- [The request]
Identify the lines containing the word "MARTES". Copy each one.

Start of Task data

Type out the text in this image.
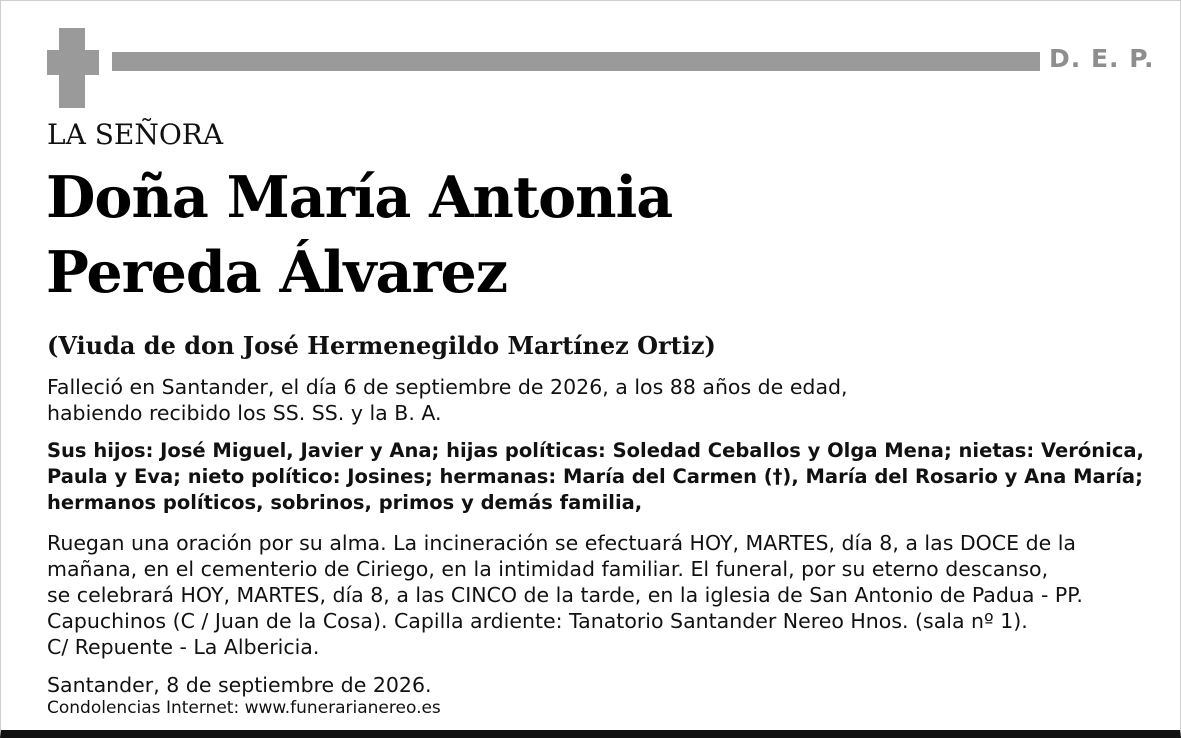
D. E. P.
LA SEÑORA
Doña María Antonia
Pereda Álvarez
(Viuda de don José Hermenegildo Martínez Ortiz)
Falleció en Santander, el día 6 de septiembre de 2026, a los 88 años de edad,
habiendo recibido los SS. SS. y la B. A.
Sus hijos: José Miguel, Javier y Ana; hijas políticas: Soledad Ceballos y Olga Mena; nietas: Verónica,
Paula y Eva; nieto político: Josines; hermanas: María del Carmen (†), María del Rosario y Ana María;
hermanos políticos, sobrinos, primos y demás familia,
Ruegan una oración por su alma. La incineración se efectuará HOY, MARTES, día 8, a las DOCE de la
mañana, en el cementerio de Ciriego, en la intimidad familiar. El funeral, por su eterno descanso,
se celebrará HOY, MARTES, día 8, a las CINCO de la tarde, en la iglesia de San Antonio de Padua - PP.
Capuchinos (C / Juan de la Cosa). Capilla ardiente: Tanatorio Santander Nereo Hnos. (sala nº 1).
C/ Repuente - La Albericia.
Santander, 8 de septiembre de 2026.
Condolencias Internet: www.funerarianereo.es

End of Task data

- [Correct output]
Ruegan una oración por su alma. La incineración se efectuará HOY, MARTES, día 8, a las DOCE de la
se celebrará HOY, MARTES, día 8, a las CINCO de la tarde, en la iglesia de San Antonio de Padua - PP.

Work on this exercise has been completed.